TASK INPUT
++++++++++
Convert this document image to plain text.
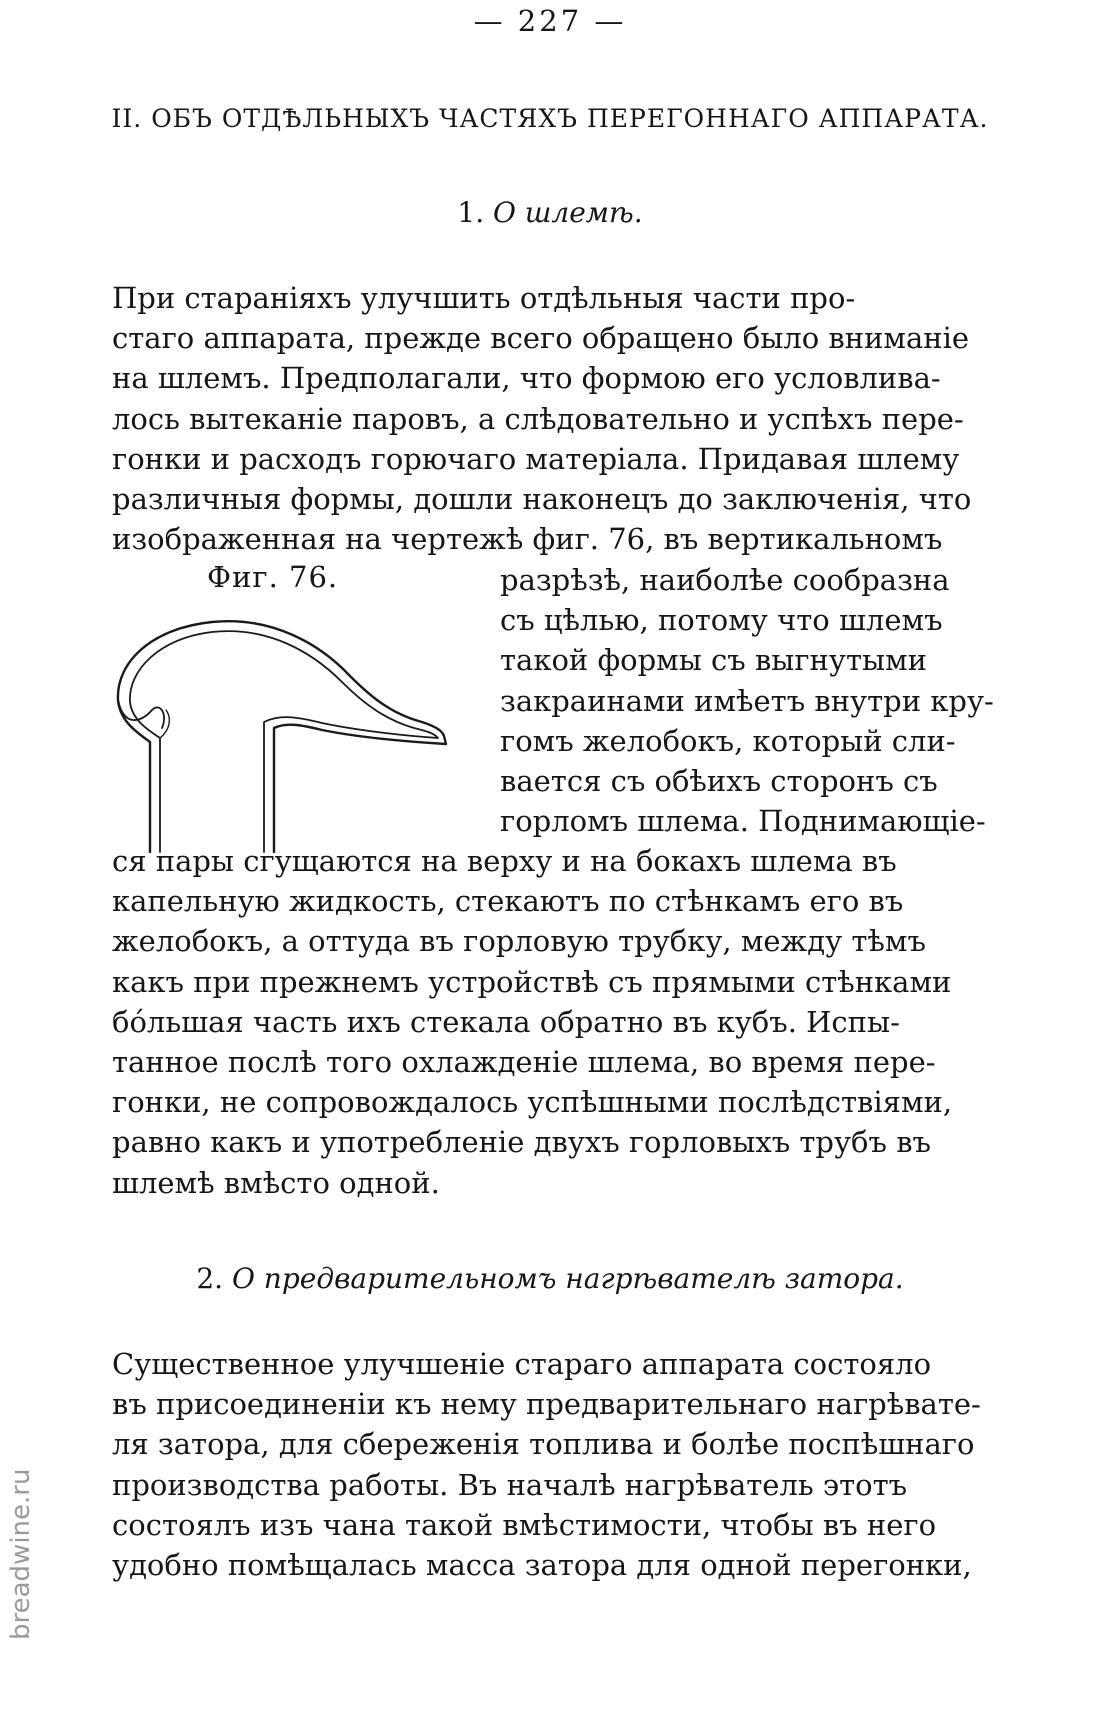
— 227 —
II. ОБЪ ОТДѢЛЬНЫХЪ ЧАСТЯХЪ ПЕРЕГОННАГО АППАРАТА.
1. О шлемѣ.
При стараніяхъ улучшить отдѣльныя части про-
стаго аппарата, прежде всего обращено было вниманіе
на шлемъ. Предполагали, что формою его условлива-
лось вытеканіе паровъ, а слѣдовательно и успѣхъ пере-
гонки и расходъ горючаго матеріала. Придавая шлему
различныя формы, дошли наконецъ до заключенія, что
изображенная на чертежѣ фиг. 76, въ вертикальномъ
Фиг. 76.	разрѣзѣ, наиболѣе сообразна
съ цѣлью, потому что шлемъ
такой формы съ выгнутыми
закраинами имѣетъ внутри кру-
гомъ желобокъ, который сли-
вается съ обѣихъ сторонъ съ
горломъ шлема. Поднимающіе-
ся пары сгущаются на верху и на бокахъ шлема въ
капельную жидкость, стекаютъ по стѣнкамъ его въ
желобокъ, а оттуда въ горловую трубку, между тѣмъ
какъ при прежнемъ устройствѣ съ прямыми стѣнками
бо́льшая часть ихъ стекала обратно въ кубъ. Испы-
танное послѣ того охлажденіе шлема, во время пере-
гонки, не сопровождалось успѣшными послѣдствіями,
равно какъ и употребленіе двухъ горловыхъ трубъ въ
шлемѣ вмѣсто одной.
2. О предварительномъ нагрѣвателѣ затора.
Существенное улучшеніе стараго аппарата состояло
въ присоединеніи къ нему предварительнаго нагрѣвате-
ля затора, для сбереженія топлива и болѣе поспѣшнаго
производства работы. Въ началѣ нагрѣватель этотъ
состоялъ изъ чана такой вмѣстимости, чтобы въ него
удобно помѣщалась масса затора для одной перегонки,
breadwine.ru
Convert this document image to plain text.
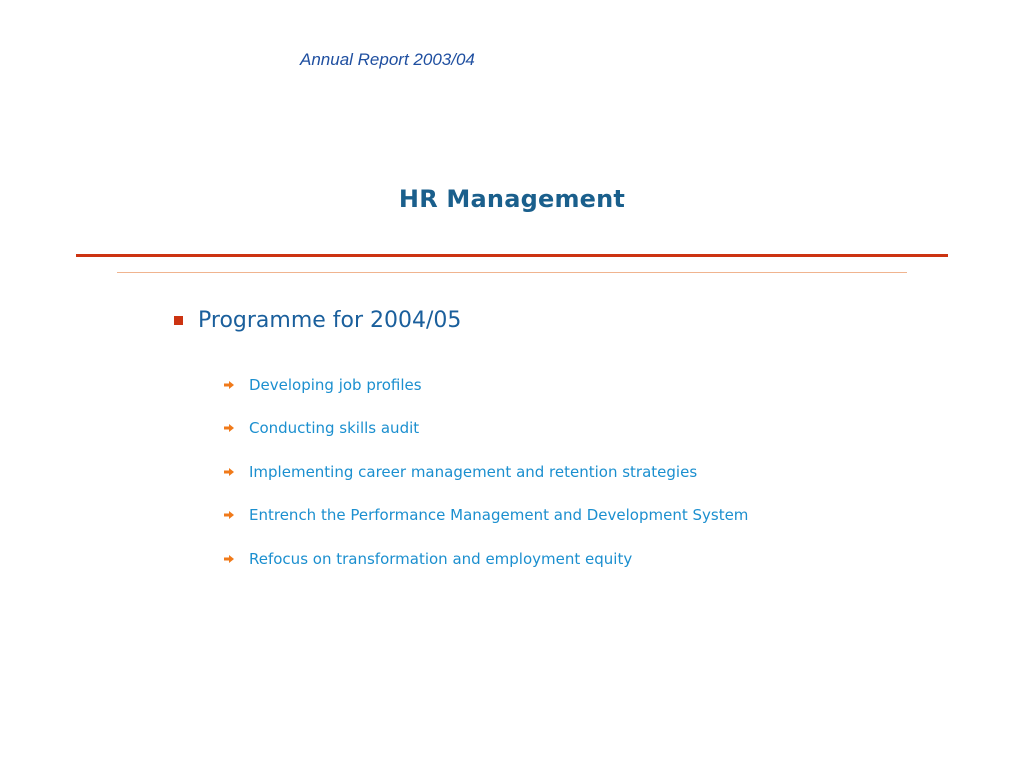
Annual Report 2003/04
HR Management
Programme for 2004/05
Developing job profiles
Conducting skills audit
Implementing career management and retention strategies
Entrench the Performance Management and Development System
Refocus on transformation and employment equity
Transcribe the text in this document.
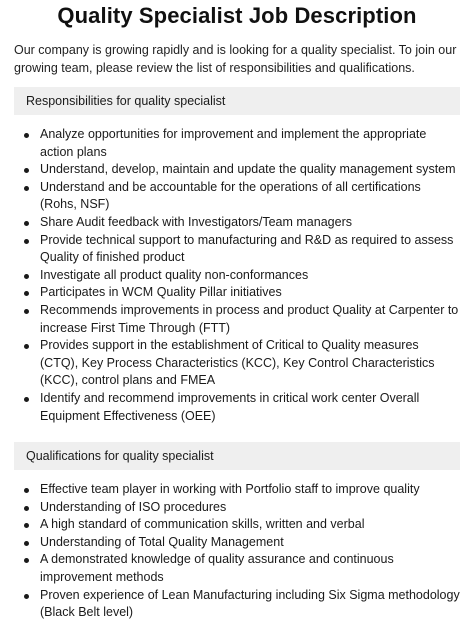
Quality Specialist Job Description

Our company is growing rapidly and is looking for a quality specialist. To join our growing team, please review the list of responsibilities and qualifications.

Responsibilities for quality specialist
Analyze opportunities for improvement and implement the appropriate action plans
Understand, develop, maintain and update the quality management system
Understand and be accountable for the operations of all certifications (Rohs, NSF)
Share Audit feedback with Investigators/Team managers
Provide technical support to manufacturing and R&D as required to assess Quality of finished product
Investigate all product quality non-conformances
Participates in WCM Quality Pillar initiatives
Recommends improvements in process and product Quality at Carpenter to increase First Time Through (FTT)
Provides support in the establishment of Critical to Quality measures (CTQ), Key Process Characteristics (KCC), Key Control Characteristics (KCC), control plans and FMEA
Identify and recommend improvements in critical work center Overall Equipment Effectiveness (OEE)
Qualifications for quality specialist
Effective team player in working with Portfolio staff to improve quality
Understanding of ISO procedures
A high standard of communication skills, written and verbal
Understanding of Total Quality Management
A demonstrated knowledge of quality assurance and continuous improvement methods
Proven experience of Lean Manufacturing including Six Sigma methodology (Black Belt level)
++++++++++
TO BE DONE
Scan the material above for the word "шлемъ". Copy each line where it occurs.

TASK ANSWER
на шлемъ. Предполагали, что формою его условлива-
съ цѣлью, потому что шлемъ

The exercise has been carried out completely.